GOAL:
Omit any picture, and return the remaining data exactly as written.

SUPPLIED DATA:
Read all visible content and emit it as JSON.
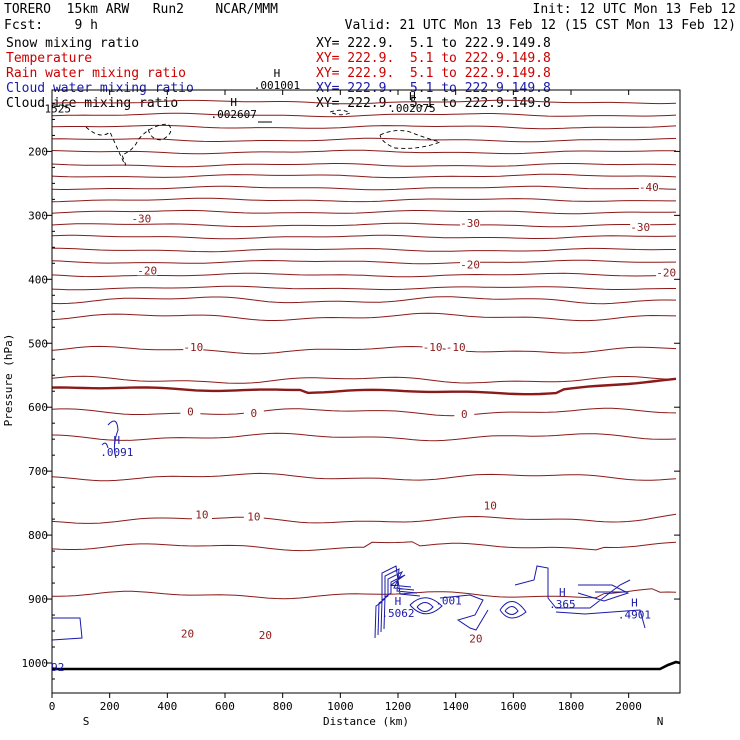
{
  "header": {
    "model": "TORERO  15km ARW   Run2    NCAR/MMM",
    "init": "Init: 12 UTC Mon 13 Feb 12",
    "fcst": "Fcst:    9 h",
    "valid": "Valid: 21 UTC Mon 13 Feb 12 (15 CST Mon 13 Feb 12)"
  },
  "legend": [
    {
      "label": "Snow mixing ratio",
      "xy": "XY= 222.9.  5.1 to 222.9.149.8",
      "color": "#000000"
    },
    {
      "label": "Temperature",
      "xy": "XY= 222.9.  5.1 to 222.9.149.8",
      "color": "#cc0000"
    },
    {
      "label": "Rain water mixing ratio",
      "xy": "XY= 222.9.  5.1 to 222.9.149.8",
      "color": "#cc0000"
    },
    {
      "label": "Cloud water mixing ratio",
      "xy": "XY= 222.9.  5.1 to 222.9.149.8",
      "color": "#1a1aaa"
    },
    {
      "label": "Cloud ice mixing ratio",
      "xy": "XY= 222.9.  5.1 to 222.9.149.8",
      "color": "#000000"
    }
  ],
  "chart_data": {
    "type": "contour",
    "xlabel": "Distance (km)",
    "ylabel": "Pressure (hPa)",
    "xlim": [
      0,
      2180
    ],
    "ylim": [
      1050,
      100
    ],
    "x_ticks": [
      0,
      200,
      400,
      600,
      800,
      1000,
      1200,
      1400,
      1600,
      1800,
      2000
    ],
    "y_ticks": [
      200,
      300,
      400,
      500,
      600,
      700,
      800,
      900,
      1000
    ],
    "left_end": "S",
    "right_end": "N",
    "colors": {
      "temperature": "#8b1a1a",
      "cloud_water": "#1a1aaa",
      "snow": "#000000",
      "surface": "#000000"
    },
    "isotherm_labels": [
      {
        "value": "-40",
        "x": 2070,
        "p": 256
      },
      {
        "value": "-30",
        "x": 310,
        "p": 305
      },
      {
        "value": "-30",
        "x": 1450,
        "p": 312
      },
      {
        "value": "-30",
        "x": 2040,
        "p": 318
      },
      {
        "value": "-20",
        "x": 330,
        "p": 386
      },
      {
        "value": "-20",
        "x": 1450,
        "p": 377
      },
      {
        "value": "-20",
        "x": 2130,
        "p": 389
      },
      {
        "value": "-10",
        "x": 490,
        "p": 506
      },
      {
        "value": "-10",
        "x": 1320,
        "p": 506
      },
      {
        "value": "-10",
        "x": 1400,
        "p": 506
      },
      {
        "value": "0",
        "x": 480,
        "p": 607
      },
      {
        "value": "0",
        "x": 700,
        "p": 609
      },
      {
        "value": "0",
        "x": 1430,
        "p": 611
      },
      {
        "value": "10",
        "x": 520,
        "p": 768
      },
      {
        "value": "10",
        "x": 700,
        "p": 771
      },
      {
        "value": "10",
        "x": 1520,
        "p": 754
      },
      {
        "value": "20",
        "x": 470,
        "p": 954
      },
      {
        "value": "20",
        "x": 740,
        "p": 956
      },
      {
        "value": "20",
        "x": 1470,
        "p": 962
      }
    ],
    "maxima_labels": [
      {
        "mark": "H",
        "value": ".001001",
        "x": 780,
        "p": 93,
        "color": "#000000"
      },
      {
        "mark": "H",
        "value": ".002607",
        "x": 630,
        "p": 138,
        "color": "#000000"
      },
      {
        "mark": "H",
        "value": ".002075",
        "x": 1250,
        "p": 129,
        "color": "#000000"
      },
      {
        "mark": "",
        "value": "1525",
        "x": 20,
        "p": 130,
        "color": "#000000"
      },
      {
        "mark": "H",
        "value": ".0091",
        "x": 225,
        "p": 667,
        "color": "#1a1aaa"
      },
      {
        "mark": "H",
        "value": ".5062",
        "x": 1200,
        "p": 919,
        "color": "#1a1aaa"
      },
      {
        "mark": "",
        "value": ".001",
        "x": 1375,
        "p": 899,
        "color": "#1a1aaa"
      },
      {
        "mark": "H",
        "value": ".365",
        "x": 1770,
        "p": 905,
        "color": "#1a1aaa"
      },
      {
        "mark": "H",
        "value": ".4901",
        "x": 2020,
        "p": 921,
        "color": "#1a1aaa"
      },
      {
        "mark": "",
        "value": "92",
        "x": 20,
        "p": 1003,
        "color": "#1a1aaa"
      }
    ]
  }
}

OUTPUT:
Read all visible content and emit it as JSON.
{
  "header": {
    "model": "TORERO  15km ARW   Run2    NCAR/MMM",
    "init": "Init: 12 UTC Mon 13 Feb 12",
    "fcst": "Fcst:    9 h",
    "valid": "Valid: 21 UTC Mon 13 Feb 12 (15 CST Mon 13 Feb 12)"
  },
  "legend": [
    {
      "label": "Snow mixing ratio",
      "xy": "XY= 222.9.  5.1 to 222.9.149.8",
      "color": "#000000"
    },
    {
      "label": "Temperature",
      "xy": "XY= 222.9.  5.1 to 222.9.149.8",
      "color": "#cc0000"
    },
    {
      "label": "Rain water mixing ratio",
      "xy": "XY= 222.9.  5.1 to 222.9.149.8",
      "color": "#cc0000"
    },
    {
      "label": "Cloud water mixing ratio",
      "xy": "XY= 222.9.  5.1 to 222.9.149.8",
      "color": "#1a1aaa"
    },
    {
      "label": "Cloud ice mixing ratio",
      "xy": "XY= 222.9.  5.1 to 222.9.149.8",
      "color": "#000000"
    }
  ],
  "chart_data": {
    "type": "contour",
    "xlabel": "Distance (km)",
    "ylabel": "Pressure (hPa)",
    "xlim": [
      0,
      2180
    ],
    "ylim": [
      1050,
      100
    ],
    "x_ticks": [
      0,
      200,
      400,
      600,
      800,
      1000,
      1200,
      1400,
      1600,
      1800,
      2000
    ],
    "y_ticks": [
      200,
      300,
      400,
      500,
      600,
      700,
      800,
      900,
      1000
    ],
    "left_end": "S",
    "right_end": "N",
    "colors": {
      "temperature": "#8b1a1a",
      "cloud_water": "#1a1aaa",
      "snow": "#000000",
      "surface": "#000000"
    },
    "isotherm_labels": [
      {
        "value": "-40",
        "x": 2070,
        "p": 256
      },
      {
        "value": "-30",
        "x": 310,
        "p": 305
      },
      {
        "value": "-30",
        "x": 1450,
        "p": 312
      },
      {
        "value": "-30",
        "x": 2040,
        "p": 318
      },
      {
        "value": "-20",
        "x": 330,
        "p": 386
      },
      {
        "value": "-20",
        "x": 1450,
        "p": 377
      },
      {
        "value": "-20",
        "x": 2130,
        "p": 389
      },
      {
        "value": "-10",
        "x": 490,
        "p": 506
      },
      {
        "value": "-10",
        "x": 1320,
        "p": 506
      },
      {
        "value": "-10",
        "x": 1400,
        "p": 506
      },
      {
        "value": "0",
        "x": 480,
        "p": 607
      },
      {
        "value": "0",
        "x": 700,
        "p": 609
      },
      {
        "value": "0",
        "x": 1430,
        "p": 611
      },
      {
        "value": "10",
        "x": 520,
        "p": 768
      },
      {
        "value": "10",
        "x": 700,
        "p": 771
      },
      {
        "value": "10",
        "x": 1520,
        "p": 754
      },
      {
        "value": "20",
        "x": 470,
        "p": 954
      },
      {
        "value": "20",
        "x": 740,
        "p": 956
      },
      {
        "value": "20",
        "x": 1470,
        "p": 962
      }
    ],
    "maxima_labels": [
      {
        "mark": "H",
        "value": ".001001",
        "x": 780,
        "p": 93,
        "color": "#000000"
      },
      {
        "mark": "H",
        "value": ".002607",
        "x": 630,
        "p": 138,
        "color": "#000000"
      },
      {
        "mark": "H",
        "value": ".002075",
        "x": 1250,
        "p": 129,
        "color": "#000000"
      },
      {
        "mark": "",
        "value": "1525",
        "x": 20,
        "p": 130,
        "color": "#000000"
      },
      {
        "mark": "H",
        "value": ".0091",
        "x": 225,
        "p": 667,
        "color": "#1a1aaa"
      },
      {
        "mark": "H",
        "value": ".5062",
        "x": 1200,
        "p": 919,
        "color": "#1a1aaa"
      },
      {
        "mark": "",
        "value": ".001",
        "x": 1375,
        "p": 899,
        "color": "#1a1aaa"
      },
      {
        "mark": "H",
        "value": ".365",
        "x": 1770,
        "p": 905,
        "color": "#1a1aaa"
      },
      {
        "mark": "H",
        "value": ".4901",
        "x": 2020,
        "p": 921,
        "color": "#1a1aaa"
      },
      {
        "mark": "",
        "value": "92",
        "x": 20,
        "p": 1003,
        "color": "#1a1aaa"
      }
    ]
  }
}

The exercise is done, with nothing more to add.